**Compiti dell'esercizio**
a) Rispondi alle seguenti domande basandoti sul brano sul populismo.
(i) Come viene presentato Michael Kazin nel brano?
(ii) Che cosa non è Trump, a differenza dei suoi rivali?
(iii) Nel tipo di democrazia descritto alla fine del brano, che cosa surclassa il liberalismo?
b) Riporta senza modifiche la parte del brano sul populismo che comincia con "Se alcuni lo" e prosegue fino a "un moderato ideologico.".

**Brano di testo**
Se alcuni lo definiscono autoritario, populista
autoritario, nascente fascista e finanche leader fascista di estrema
destra, altri hanno visto in lui, stranamente, l’esempio vivente di
un moderato ideologico.
Alla
domanda se Trump può essere considerato un populista puro,
Michael Kazin, un’autorità del populismo americano, resta
perplesso perchè non ha “ben compreso chi sarebbe il popolo” nel
discorso politico di Trump.
Quel che è
più certo è che Trump, diversamente dai suoi rivali, non è un vero
conservatore. 
Che cosa è allora?

Il
suggerimento, in linea con Kazin e altri critici perplessi, è che
Trump sia l’esempio più autentico di una leadership populista
ribelle la quale appartiene totalmente ad una lunga tradizione di
populismo negli States, e che sta rinascendo.
La saggezza
nel trattare di populismo comincia con il significato che viene
attribuito al termine. Questo deve essere abbastanza preciso e al
tempo stesso, compito non meno arduo, specificare cosa il populismo
non sia. Come suggerito altrove, il populismo può essere definito
superficialmente come liberalismo democratico, il che rivela anche il
suo polo opposto ovvero il liberalismo politico.
L’allusione
principale di questa prospettiva è che, nonostante il populismo sia
per definizione democratico, esso riveli un concetto di democrazia
chiaramente ostile ai principi democratici. 
Il populismo, in altre
parole, è l’idea di un certo tipo di democrazia in cui
l’illiberalismo surclassa il liberalismo.

Dati sulla posizione degli elementi

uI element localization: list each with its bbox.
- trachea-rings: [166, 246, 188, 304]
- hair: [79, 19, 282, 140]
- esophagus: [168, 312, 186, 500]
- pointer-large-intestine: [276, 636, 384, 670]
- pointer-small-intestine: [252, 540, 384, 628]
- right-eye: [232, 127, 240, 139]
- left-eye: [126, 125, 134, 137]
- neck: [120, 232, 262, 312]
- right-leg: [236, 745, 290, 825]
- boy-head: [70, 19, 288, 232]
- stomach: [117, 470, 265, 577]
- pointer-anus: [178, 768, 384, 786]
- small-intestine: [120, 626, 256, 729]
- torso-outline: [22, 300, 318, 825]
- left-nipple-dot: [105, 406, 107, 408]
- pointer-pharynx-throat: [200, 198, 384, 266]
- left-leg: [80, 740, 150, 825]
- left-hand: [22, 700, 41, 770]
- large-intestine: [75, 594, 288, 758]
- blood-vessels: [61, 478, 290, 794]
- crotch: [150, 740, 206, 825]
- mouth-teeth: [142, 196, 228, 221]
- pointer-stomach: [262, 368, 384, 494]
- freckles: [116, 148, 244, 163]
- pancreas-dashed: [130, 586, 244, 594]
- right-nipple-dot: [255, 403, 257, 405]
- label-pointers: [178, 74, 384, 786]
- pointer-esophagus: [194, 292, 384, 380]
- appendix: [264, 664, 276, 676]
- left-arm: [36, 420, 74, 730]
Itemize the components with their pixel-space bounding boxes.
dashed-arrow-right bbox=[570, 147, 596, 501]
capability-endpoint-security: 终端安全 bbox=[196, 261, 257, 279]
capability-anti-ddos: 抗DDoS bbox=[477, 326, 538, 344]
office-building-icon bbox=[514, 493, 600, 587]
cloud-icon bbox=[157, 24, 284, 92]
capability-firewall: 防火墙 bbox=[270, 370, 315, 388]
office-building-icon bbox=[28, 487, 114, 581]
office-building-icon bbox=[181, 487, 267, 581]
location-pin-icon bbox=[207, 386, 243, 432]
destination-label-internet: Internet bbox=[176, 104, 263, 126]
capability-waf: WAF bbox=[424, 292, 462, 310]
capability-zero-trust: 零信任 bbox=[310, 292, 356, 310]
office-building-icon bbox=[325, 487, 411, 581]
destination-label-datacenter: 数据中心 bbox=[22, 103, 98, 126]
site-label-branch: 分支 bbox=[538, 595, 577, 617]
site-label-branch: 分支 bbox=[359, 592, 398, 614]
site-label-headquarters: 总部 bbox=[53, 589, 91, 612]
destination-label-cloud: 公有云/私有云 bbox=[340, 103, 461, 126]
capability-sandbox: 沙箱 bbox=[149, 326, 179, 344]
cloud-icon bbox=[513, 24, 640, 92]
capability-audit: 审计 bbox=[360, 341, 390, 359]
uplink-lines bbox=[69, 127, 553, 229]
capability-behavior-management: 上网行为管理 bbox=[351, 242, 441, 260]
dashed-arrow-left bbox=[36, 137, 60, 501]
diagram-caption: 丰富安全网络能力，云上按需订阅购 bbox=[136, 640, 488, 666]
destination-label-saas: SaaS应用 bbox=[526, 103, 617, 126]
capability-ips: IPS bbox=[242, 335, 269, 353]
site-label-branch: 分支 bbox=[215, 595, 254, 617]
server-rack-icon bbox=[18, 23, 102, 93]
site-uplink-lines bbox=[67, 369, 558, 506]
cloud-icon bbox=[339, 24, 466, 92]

**Soluzioni**
a)
(i) Come un'autorità del populismo americano.
(ii) Un vero conservatore.
(iii) L'illiberalismo.

b)
Se alcuni lo definiscono autoritario, populista
autoritario, nascente fascista e finanche leader fascista di estrema
destra, altri hanno visto in lui, stranamente, l’esempio vivente di
un moderato ideologico.